_What you should do_.
Write out the records that appear below, verbatim and complete, but without pictures.

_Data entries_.
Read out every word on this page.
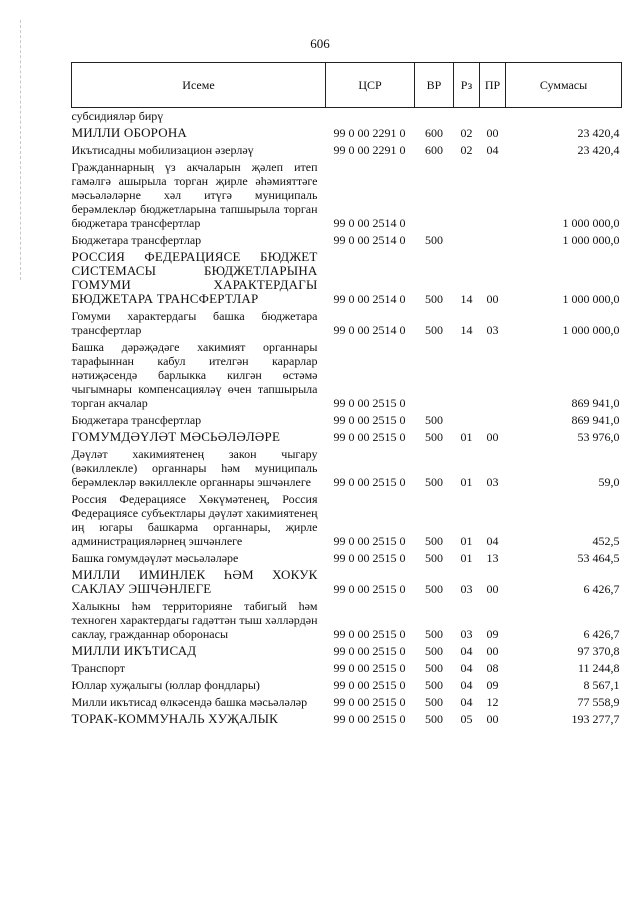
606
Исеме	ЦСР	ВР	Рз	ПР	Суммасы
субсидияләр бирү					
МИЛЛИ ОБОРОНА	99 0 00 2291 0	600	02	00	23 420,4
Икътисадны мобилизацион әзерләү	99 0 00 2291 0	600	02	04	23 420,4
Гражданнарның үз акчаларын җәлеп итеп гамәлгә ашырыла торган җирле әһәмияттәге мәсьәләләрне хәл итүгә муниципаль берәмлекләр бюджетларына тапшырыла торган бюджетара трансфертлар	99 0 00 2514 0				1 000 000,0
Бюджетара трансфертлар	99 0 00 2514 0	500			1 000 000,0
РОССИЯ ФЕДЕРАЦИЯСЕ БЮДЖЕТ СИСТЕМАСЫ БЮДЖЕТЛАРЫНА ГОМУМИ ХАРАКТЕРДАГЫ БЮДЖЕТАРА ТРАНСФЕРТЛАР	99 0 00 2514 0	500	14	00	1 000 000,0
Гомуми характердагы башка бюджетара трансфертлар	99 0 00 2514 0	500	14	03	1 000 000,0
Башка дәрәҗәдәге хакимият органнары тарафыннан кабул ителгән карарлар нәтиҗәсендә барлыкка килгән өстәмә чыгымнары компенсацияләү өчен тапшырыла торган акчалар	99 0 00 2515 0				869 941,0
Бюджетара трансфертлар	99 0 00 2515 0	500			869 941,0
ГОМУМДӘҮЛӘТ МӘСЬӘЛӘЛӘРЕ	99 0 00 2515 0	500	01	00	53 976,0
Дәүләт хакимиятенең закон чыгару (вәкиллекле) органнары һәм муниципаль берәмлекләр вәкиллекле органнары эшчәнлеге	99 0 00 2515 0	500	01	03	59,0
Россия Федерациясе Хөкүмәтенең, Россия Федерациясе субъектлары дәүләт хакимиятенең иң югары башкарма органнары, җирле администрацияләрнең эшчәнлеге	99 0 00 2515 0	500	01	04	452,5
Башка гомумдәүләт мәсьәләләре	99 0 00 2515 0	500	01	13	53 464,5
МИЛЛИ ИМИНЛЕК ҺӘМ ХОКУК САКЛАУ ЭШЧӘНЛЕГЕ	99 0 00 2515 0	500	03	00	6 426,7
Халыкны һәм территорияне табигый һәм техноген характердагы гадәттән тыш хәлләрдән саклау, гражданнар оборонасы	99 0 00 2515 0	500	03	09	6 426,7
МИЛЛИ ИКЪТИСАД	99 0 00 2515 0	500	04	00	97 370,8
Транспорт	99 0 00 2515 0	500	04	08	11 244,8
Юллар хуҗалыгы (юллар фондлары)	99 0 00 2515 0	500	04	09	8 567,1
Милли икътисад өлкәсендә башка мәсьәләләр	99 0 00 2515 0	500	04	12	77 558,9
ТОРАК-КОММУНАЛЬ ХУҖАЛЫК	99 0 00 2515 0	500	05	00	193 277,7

_Solution_.
Read out every word on this page.
606
Исеме	ЦСР	ВР	Рз	ПР	Суммасы
субсидияләр бирү					
МИЛЛИ ОБОРОНА	99 0 00 2291 0	600	02	00	23 420,4
Икътисадны мобилизацион әзерләү	99 0 00 2291 0	600	02	04	23 420,4
Гражданнарның үз акчаларын җәлеп итеп гамәлгә ашырыла торган җирле әһәмияттәге мәсьәләләрне хәл итүгә муниципаль берәмлекләр бюджетларына тапшырыла торган бюджетара трансфертлар	99 0 00 2514 0				1 000 000,0
Бюджетара трансфертлар	99 0 00 2514 0	500			1 000 000,0
РОССИЯ ФЕДЕРАЦИЯСЕ БЮДЖЕТ СИСТЕМАСЫ БЮДЖЕТЛАРЫНА ГОМУМИ ХАРАКТЕРДАГЫ БЮДЖЕТАРА ТРАНСФЕРТЛАР	99 0 00 2514 0	500	14	00	1 000 000,0
Гомуми характердагы башка бюджетара трансфертлар	99 0 00 2514 0	500	14	03	1 000 000,0
Башка дәрәҗәдәге хакимият органнары тарафыннан кабул ителгән карарлар нәтиҗәсендә барлыкка килгән өстәмә чыгымнары компенсацияләү өчен тапшырыла торган акчалар	99 0 00 2515 0				869 941,0
Бюджетара трансфертлар	99 0 00 2515 0	500			869 941,0
ГОМУМДӘҮЛӘТ МӘСЬӘЛӘЛӘРЕ	99 0 00 2515 0	500	01	00	53 976,0
Дәүләт хакимиятенең закон чыгару (вәкиллекле) органнары һәм муниципаль берәмлекләр вәкиллекле органнары эшчәнлеге	99 0 00 2515 0	500	01	03	59,0
Россия Федерациясе Хөкүмәтенең, Россия Федерациясе субъектлары дәүләт хакимиятенең иң югары башкарма органнары, җирле администрацияләрнең эшчәнлеге	99 0 00 2515 0	500	01	04	452,5
Башка гомумдәүләт мәсьәләләре	99 0 00 2515 0	500	01	13	53 464,5
МИЛЛИ ИМИНЛЕК ҺӘМ ХОКУК САКЛАУ ЭШЧӘНЛЕГЕ	99 0 00 2515 0	500	03	00	6 426,7
Халыкны һәм территорияне табигый һәм техноген характердагы гадәттән тыш хәлләрдән саклау, гражданнар оборонасы	99 0 00 2515 0	500	03	09	6 426,7
МИЛЛИ ИКЪТИСАД	99 0 00 2515 0	500	04	00	97 370,8
Транспорт	99 0 00 2515 0	500	04	08	11 244,8
Юллар хуҗалыгы (юллар фондлары)	99 0 00 2515 0	500	04	09	8 567,1
Милли икътисад өлкәсендә башка мәсьәләләр	99 0 00 2515 0	500	04	12	77 558,9
ТОРАК-КОММУНАЛЬ ХУҖАЛЫК	99 0 00 2515 0	500	05	00	193 277,7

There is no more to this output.